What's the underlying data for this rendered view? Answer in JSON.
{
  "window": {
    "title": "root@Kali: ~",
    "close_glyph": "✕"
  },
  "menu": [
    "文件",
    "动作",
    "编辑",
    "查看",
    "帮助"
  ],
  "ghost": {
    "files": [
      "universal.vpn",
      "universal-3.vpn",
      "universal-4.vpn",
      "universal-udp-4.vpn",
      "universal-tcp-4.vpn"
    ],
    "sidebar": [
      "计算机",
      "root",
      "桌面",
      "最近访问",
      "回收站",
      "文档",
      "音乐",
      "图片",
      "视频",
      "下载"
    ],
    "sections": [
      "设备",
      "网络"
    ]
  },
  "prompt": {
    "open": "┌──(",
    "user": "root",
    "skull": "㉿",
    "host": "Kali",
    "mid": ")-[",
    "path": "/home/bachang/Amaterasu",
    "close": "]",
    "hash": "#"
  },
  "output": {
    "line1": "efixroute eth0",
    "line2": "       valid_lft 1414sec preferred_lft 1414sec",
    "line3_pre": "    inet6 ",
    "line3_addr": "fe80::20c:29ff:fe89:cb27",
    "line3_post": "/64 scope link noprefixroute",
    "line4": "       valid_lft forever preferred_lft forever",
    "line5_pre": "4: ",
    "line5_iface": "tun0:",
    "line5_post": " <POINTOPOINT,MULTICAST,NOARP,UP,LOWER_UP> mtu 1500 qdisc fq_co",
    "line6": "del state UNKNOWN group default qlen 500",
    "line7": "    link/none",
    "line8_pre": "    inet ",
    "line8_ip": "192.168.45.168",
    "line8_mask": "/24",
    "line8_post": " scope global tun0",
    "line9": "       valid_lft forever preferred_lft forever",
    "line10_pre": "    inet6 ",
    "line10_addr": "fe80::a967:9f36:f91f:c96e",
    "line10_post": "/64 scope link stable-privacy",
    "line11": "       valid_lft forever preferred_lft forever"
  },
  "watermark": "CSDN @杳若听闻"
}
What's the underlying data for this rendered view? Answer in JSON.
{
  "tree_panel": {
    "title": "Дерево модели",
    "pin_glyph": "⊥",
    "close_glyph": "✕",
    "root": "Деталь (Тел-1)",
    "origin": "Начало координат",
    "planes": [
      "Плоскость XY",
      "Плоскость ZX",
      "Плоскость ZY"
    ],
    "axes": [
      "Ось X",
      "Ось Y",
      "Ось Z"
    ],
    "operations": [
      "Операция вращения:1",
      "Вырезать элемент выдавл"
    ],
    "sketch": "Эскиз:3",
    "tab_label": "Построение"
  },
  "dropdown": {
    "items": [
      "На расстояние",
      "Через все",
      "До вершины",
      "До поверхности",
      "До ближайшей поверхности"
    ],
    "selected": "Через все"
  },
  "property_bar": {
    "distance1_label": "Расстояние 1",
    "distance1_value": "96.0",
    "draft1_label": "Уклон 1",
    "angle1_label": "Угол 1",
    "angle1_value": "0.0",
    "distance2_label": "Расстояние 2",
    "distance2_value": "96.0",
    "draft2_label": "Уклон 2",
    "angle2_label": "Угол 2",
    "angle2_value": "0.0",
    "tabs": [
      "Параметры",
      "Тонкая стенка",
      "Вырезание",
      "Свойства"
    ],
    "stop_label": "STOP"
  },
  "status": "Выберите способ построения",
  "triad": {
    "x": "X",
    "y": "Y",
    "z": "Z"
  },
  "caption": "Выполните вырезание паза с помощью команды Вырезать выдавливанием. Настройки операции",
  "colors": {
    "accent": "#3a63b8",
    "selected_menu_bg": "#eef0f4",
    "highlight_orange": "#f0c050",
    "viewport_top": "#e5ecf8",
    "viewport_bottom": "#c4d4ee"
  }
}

● Directions: Return each entry from the material above exactly as it appears.

● Task answer:
What's the underlying data for this rendered view? Answer in JSON.
{
  "window": {
    "title": "root@Kali: ~",
    "close_glyph": "✕"
  },
  "menu": [
    "文件",
    "动作",
    "编辑",
    "查看",
    "帮助"
  ],
  "ghost": {
    "files": [
      "universal.vpn",
      "universal-3.vpn",
      "universal-4.vpn",
      "universal-udp-4.vpn",
      "universal-tcp-4.vpn"
    ],
    "sidebar": [
      "计算机",
      "root",
      "桌面",
      "最近访问",
      "回收站",
      "文档",
      "音乐",
      "图片",
      "视频",
      "下载"
    ],
    "sections": [
      "设备",
      "网络"
    ]
  },
  "prompt": {
    "open": "┌──(",
    "user": "root",
    "skull": "㉿",
    "host": "Kali",
    "mid": ")-[",
    "path": "/home/bachang/Amaterasu",
    "close": "]",
    "hash": "#"
  },
  "output": {
    "line1": "efixroute eth0",
    "line2": "       valid_lft 1414sec preferred_lft 1414sec",
    "line3_pre": "    inet6 ",
    "line3_addr": "fe80::20c:29ff:fe89:cb27",
    "line3_post": "/64 scope link noprefixroute",
    "line4": "       valid_lft forever preferred_lft forever",
    "line5_pre": "4: ",
    "line5_iface": "tun0:",
    "line5_post": " <POINTOPOINT,MULTICAST,NOARP,UP,LOWER_UP> mtu 1500 qdisc fq_co",
    "line6": "del state UNKNOWN group default qlen 500",
    "line7": "    link/none",
    "line8_pre": "    inet ",
    "line8_ip": "192.168.45.168",
    "line8_mask": "/24",
    "line8_post": " scope global tun0",
    "line9": "       valid_lft forever preferred_lft forever",
    "line10_pre": "    inet6 ",
    "line10_addr": "fe80::a967:9f36:f91f:c96e",
    "line10_post": "/64 scope link stable-privacy",
    "line11": "       valid_lft forever preferred_lft forever"
  },
  "watermark": "CSDN @杳若听闻"
}
What's the underlying data for this rendered view? Answer in JSON.
{
  "tree_panel": {
    "title": "Дерево модели",
    "pin_glyph": "⊥",
    "close_glyph": "✕",
    "root": "Деталь (Тел-1)",
    "origin": "Начало координат",
    "planes": [
      "Плоскость XY",
      "Плоскость ZX",
      "Плоскость ZY"
    ],
    "axes": [
      "Ось X",
      "Ось Y",
      "Ось Z"
    ],
    "operations": [
      "Операция вращения:1",
      "Вырезать элемент выдавл"
    ],
    "sketch": "Эскиз:3",
    "tab_label": "Построение"
  },
  "dropdown": {
    "items": [
      "На расстояние",
      "Через все",
      "До вершины",
      "До поверхности",
      "До ближайшей поверхности"
    ],
    "selected": "Через все"
  },
  "property_bar": {
    "distance1_label": "Расстояние 1",
    "distance1_value": "96.0",
    "draft1_label": "Уклон 1",
    "angle1_label": "Угол 1",
    "angle1_value": "0.0",
    "distance2_label": "Расстояние 2",
    "distance2_value": "96.0",
    "draft2_label": "Уклон 2",
    "angle2_label": "Угол 2",
    "angle2_value": "0.0",
    "tabs": [
      "Параметры",
      "Тонкая стенка",
      "Вырезание",
      "Свойства"
    ],
    "stop_label": "STOP"
  },
  "status": "Выберите способ построения",
  "triad": {
    "x": "X",
    "y": "Y",
    "z": "Z"
  },
  "caption": "Выполните вырезание паза с помощью команды Вырезать выдавливанием. Настройки операции",
  "colors": {
    "accent": "#3a63b8",
    "selected_menu_bg": "#eef0f4",
    "highlight_orange": "#f0c050",
    "viewport_top": "#e5ecf8",
    "viewport_bottom": "#c4d4ee"
  }
}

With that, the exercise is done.